### What is needed:
What follows is a block of records; restate each one word for word.

### Provided information:
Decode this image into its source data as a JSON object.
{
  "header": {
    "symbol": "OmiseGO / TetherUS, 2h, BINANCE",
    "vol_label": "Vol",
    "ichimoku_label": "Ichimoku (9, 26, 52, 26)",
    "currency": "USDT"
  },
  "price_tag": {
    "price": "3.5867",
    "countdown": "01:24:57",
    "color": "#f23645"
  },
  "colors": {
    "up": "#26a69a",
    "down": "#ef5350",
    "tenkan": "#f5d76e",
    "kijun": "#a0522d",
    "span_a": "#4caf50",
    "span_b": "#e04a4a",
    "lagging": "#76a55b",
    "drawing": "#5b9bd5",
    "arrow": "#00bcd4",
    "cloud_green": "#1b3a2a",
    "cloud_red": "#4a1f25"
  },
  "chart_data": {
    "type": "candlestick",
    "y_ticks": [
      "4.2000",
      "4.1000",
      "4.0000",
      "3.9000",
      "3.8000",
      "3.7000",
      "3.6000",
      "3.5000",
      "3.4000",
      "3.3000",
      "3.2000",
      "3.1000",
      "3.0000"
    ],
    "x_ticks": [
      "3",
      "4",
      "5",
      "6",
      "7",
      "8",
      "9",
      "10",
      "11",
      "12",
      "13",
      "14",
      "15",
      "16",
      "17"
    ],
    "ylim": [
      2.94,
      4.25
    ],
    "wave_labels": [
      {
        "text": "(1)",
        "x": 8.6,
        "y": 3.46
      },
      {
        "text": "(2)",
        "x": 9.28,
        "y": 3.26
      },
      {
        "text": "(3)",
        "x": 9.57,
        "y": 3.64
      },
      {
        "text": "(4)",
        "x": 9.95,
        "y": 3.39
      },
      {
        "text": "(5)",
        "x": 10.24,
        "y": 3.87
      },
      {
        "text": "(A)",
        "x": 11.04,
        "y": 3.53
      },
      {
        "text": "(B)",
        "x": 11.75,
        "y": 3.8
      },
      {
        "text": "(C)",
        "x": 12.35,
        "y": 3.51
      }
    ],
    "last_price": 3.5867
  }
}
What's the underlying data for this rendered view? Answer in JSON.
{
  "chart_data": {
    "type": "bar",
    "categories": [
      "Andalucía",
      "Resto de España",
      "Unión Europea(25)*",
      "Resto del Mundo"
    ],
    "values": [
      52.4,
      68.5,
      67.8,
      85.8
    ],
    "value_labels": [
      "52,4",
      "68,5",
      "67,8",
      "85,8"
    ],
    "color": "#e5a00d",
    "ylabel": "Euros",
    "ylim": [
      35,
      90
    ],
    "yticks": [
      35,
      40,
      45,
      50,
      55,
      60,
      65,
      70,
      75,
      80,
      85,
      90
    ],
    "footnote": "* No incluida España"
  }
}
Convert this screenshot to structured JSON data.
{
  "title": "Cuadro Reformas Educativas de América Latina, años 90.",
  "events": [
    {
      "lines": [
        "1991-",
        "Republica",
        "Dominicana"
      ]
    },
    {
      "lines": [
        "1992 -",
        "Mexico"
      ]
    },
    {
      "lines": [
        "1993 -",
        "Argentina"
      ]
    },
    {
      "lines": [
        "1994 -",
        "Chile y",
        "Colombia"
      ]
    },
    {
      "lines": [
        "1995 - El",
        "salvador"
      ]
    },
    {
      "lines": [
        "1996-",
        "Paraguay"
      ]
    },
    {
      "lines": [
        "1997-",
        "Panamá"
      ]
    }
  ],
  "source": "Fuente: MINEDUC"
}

### Answer:
Decode this image into its source data as a JSON object.
{
  "header": {
    "symbol": "OmiseGO / TetherUS, 2h, BINANCE",
    "vol_label": "Vol",
    "ichimoku_label": "Ichimoku (9, 26, 52, 26)",
    "currency": "USDT"
  },
  "price_tag": {
    "price": "3.5867",
    "countdown": "01:24:57",
    "color": "#f23645"
  },
  "colors": {
    "up": "#26a69a",
    "down": "#ef5350",
    "tenkan": "#f5d76e",
    "kijun": "#a0522d",
    "span_a": "#4caf50",
    "span_b": "#e04a4a",
    "lagging": "#76a55b",
    "drawing": "#5b9bd5",
    "arrow": "#00bcd4",
    "cloud_green": "#1b3a2a",
    "cloud_red": "#4a1f25"
  },
  "chart_data": {
    "type": "candlestick",
    "y_ticks": [
      "4.2000",
      "4.1000",
      "4.0000",
      "3.9000",
      "3.8000",
      "3.7000",
      "3.6000",
      "3.5000",
      "3.4000",
      "3.3000",
      "3.2000",
      "3.1000",
      "3.0000"
    ],
    "x_ticks": [
      "3",
      "4",
      "5",
      "6",
      "7",
      "8",
      "9",
      "10",
      "11",
      "12",
      "13",
      "14",
      "15",
      "16",
      "17"
    ],
    "ylim": [
      2.94,
      4.25
    ],
    "wave_labels": [
      {
        "text": "(1)",
        "x": 8.6,
        "y": 3.46
      },
      {
        "text": "(2)",
        "x": 9.28,
        "y": 3.26
      },
      {
        "text": "(3)",
        "x": 9.57,
        "y": 3.64
      },
      {
        "text": "(4)",
        "x": 9.95,
        "y": 3.39
      },
      {
        "text": "(5)",
        "x": 10.24,
        "y": 3.87
      },
      {
        "text": "(A)",
        "x": 11.04,
        "y": 3.53
      },
      {
        "text": "(B)",
        "x": 11.75,
        "y": 3.8
      },
      {
        "text": "(C)",
        "x": 12.35,
        "y": 3.51
      }
    ],
    "last_price": 3.5867
  }
}
What's the underlying data for this rendered view? Answer in JSON.
{
  "chart_data": {
    "type": "bar",
    "categories": [
      "Andalucía",
      "Resto de España",
      "Unión Europea(25)*",
      "Resto del Mundo"
    ],
    "values": [
      52.4,
      68.5,
      67.8,
      85.8
    ],
    "value_labels": [
      "52,4",
      "68,5",
      "67,8",
      "85,8"
    ],
    "color": "#e5a00d",
    "ylabel": "Euros",
    "ylim": [
      35,
      90
    ],
    "yticks": [
      35,
      40,
      45,
      50,
      55,
      60,
      65,
      70,
      75,
      80,
      85,
      90
    ],
    "footnote": "* No incluida España"
  }
}
Convert this screenshot to structured JSON data.
{
  "title": "Cuadro Reformas Educativas de América Latina, años 90.",
  "events": [
    {
      "lines": [
        "1991-",
        "Republica",
        "Dominicana"
      ]
    },
    {
      "lines": [
        "1992 -",
        "Mexico"
      ]
    },
    {
      "lines": [
        "1993 -",
        "Argentina"
      ]
    },
    {
      "lines": [
        "1994 -",
        "Chile y",
        "Colombia"
      ]
    },
    {
      "lines": [
        "1995 - El",
        "salvador"
      ]
    },
    {
      "lines": [
        "1996-",
        "Paraguay"
      ]
    },
    {
      "lines": [
        "1997-",
        "Panamá"
      ]
    }
  ],
  "source": "Fuente: MINEDUC"
}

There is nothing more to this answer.